- _Exercise_: Each record must be retyped in full. No character may differ.

[Records from a data source]
*-*-*
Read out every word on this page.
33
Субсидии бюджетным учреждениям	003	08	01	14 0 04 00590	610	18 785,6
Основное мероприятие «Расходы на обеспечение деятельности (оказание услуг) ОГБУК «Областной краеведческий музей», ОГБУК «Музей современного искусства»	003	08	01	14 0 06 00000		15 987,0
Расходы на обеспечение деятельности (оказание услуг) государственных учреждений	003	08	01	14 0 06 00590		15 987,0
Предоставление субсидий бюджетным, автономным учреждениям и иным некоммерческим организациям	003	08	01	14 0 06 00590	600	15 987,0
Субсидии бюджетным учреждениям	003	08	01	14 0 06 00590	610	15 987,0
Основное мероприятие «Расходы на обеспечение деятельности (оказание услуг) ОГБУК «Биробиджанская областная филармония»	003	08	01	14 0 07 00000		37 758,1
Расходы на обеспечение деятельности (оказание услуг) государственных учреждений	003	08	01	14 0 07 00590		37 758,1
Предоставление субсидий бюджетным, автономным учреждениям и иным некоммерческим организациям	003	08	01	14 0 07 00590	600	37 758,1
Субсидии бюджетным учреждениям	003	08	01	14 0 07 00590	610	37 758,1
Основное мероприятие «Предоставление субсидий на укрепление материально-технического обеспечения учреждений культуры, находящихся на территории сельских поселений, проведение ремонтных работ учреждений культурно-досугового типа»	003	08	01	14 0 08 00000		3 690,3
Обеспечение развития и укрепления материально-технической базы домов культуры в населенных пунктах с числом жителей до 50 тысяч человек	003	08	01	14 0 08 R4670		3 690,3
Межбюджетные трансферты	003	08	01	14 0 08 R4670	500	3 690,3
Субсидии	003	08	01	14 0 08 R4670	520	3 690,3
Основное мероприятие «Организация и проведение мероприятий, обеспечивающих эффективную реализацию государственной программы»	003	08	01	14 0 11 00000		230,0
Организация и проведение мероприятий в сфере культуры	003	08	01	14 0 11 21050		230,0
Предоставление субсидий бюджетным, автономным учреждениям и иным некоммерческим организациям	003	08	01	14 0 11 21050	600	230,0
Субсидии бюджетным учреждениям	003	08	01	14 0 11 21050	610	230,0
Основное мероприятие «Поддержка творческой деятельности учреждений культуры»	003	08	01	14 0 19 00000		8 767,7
*-*-*
- _Reply_:
Read out every word on this page.
33
Субсидии бюджетным учреждениям	003	08	01	14 0 04 00590	610	18 785,6
Основное мероприятие «Расходы на обеспечение деятельности (оказание услуг) ОГБУК «Областной краеведческий музей», ОГБУК «Музей современного искусства»	003	08	01	14 0 06 00000		15 987,0
Расходы на обеспечение деятельности (оказание услуг) государственных учреждений	003	08	01	14 0 06 00590		15 987,0
Предоставление субсидий бюджетным, автономным учреждениям и иным некоммерческим организациям	003	08	01	14 0 06 00590	600	15 987,0
Субсидии бюджетным учреждениям	003	08	01	14 0 06 00590	610	15 987,0
Основное мероприятие «Расходы на обеспечение деятельности (оказание услуг) ОГБУК «Биробиджанская областная филармония»	003	08	01	14 0 07 00000		37 758,1
Расходы на обеспечение деятельности (оказание услуг) государственных учреждений	003	08	01	14 0 07 00590		37 758,1
Предоставление субсидий бюджетным, автономным учреждениям и иным некоммерческим организациям	003	08	01	14 0 07 00590	600	37 758,1
Субсидии бюджетным учреждениям	003	08	01	14 0 07 00590	610	37 758,1
Основное мероприятие «Предоставление субсидий на укрепление материально-технического обеспечения учреждений культуры, находящихся на территории сельских поселений, проведение ремонтных работ учреждений культурно-досугового типа»	003	08	01	14 0 08 00000		3 690,3
Обеспечение развития и укрепления материально-технической базы домов культуры в населенных пунктах с числом жителей до 50 тысяч человек	003	08	01	14 0 08 R4670		3 690,3
Межбюджетные трансферты	003	08	01	14 0 08 R4670	500	3 690,3
Субсидии	003	08	01	14 0 08 R4670	520	3 690,3
Основное мероприятие «Организация и проведение мероприятий, обеспечивающих эффективную реализацию государственной программы»	003	08	01	14 0 11 00000		230,0
Организация и проведение мероприятий в сфере культуры	003	08	01	14 0 11 21050		230,0
Предоставление субсидий бюджетным, автономным учреждениям и иным некоммерческим организациям	003	08	01	14 0 11 21050	600	230,0
Субсидии бюджетным учреждениям	003	08	01	14 0 11 21050	610	230,0
Основное мероприятие «Поддержка творческой деятельности учреждений культуры»	003	08	01	14 0 19 00000		8 767,7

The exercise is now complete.